┌────────

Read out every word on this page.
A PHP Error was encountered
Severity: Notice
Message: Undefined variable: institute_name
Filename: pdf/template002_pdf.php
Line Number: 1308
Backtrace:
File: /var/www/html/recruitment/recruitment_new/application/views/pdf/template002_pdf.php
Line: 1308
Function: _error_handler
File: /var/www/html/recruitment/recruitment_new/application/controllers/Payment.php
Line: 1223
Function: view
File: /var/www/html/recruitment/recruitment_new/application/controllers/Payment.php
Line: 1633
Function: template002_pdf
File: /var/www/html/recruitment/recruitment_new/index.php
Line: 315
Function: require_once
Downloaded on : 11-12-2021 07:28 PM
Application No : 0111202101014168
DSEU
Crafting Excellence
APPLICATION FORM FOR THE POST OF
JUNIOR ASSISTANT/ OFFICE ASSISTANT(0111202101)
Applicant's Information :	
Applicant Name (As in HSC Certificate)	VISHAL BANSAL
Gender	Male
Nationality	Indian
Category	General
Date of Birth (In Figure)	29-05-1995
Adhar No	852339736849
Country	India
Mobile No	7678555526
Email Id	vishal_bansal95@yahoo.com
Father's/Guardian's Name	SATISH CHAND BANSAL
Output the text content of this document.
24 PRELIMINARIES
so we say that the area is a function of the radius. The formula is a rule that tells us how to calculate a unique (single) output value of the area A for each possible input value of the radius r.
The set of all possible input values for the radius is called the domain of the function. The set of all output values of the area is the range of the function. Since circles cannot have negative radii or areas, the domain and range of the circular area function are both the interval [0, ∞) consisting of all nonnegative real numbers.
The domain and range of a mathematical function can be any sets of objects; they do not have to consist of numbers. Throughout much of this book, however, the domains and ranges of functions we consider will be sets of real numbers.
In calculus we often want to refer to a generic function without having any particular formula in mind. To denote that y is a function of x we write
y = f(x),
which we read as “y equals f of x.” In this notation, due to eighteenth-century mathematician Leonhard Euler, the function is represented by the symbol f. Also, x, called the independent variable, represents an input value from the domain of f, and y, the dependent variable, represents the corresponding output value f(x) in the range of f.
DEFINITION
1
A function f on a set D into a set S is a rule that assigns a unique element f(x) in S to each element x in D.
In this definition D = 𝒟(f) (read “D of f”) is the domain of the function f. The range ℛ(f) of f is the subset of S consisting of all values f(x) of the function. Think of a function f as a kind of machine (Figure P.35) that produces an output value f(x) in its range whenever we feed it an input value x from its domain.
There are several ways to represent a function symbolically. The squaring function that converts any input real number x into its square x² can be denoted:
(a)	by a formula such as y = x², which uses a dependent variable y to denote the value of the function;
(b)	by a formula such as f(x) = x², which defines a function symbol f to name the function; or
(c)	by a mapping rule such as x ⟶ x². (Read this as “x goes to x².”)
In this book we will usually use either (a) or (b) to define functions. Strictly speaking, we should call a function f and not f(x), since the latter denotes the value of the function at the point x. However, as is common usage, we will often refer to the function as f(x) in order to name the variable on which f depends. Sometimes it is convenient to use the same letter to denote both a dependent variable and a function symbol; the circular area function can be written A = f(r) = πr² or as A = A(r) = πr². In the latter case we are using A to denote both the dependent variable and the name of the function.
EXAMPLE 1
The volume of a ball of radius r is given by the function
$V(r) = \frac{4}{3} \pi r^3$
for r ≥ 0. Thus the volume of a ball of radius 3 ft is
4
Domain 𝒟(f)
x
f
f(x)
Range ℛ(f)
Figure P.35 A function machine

└────────

* The exercise *
Identify how many lines in the entries above contain the word "recruitment" and provide only that figure.

* Expected answer *
4